▼

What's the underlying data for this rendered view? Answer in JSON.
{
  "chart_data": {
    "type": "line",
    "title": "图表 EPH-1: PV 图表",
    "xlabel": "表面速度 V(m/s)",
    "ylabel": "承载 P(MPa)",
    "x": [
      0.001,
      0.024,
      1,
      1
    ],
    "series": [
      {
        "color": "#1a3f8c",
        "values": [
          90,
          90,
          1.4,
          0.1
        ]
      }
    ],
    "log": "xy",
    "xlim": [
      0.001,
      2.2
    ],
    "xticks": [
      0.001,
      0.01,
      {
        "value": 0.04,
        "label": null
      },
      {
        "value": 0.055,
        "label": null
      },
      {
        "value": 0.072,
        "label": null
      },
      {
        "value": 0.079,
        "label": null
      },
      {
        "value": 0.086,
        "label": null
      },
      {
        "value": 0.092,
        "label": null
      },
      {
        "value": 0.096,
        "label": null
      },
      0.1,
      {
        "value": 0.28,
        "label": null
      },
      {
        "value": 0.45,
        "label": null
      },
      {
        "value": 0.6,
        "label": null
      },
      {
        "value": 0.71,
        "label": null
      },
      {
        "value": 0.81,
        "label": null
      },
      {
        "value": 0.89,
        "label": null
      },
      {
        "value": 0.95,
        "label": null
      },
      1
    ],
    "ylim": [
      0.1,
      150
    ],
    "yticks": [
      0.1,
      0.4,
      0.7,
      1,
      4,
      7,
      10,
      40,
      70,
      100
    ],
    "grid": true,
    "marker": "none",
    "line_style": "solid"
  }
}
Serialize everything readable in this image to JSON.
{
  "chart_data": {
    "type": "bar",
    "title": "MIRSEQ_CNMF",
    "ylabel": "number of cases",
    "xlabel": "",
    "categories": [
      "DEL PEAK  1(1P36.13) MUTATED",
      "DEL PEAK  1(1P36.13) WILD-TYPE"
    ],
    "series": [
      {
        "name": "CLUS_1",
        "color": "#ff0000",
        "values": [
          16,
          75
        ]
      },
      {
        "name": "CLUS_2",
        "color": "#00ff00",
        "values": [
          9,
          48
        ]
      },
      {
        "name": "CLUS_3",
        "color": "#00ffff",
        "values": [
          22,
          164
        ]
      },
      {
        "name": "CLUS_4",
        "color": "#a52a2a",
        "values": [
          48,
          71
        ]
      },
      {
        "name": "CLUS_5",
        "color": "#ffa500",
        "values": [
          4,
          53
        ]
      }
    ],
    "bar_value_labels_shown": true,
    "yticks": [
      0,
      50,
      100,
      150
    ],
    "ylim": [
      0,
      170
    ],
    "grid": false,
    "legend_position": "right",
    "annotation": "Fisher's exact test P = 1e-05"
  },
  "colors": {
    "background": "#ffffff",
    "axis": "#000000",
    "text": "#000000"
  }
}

▲

◆ SET EXERCISE: Track down every line with the word "PEAK" and copy it.

◆ CORRECT RESPONSE:
      "DEL PEAK  1(1P36.13) MUTATED",
      "DEL PEAK  1(1P36.13) WILD-TYPE"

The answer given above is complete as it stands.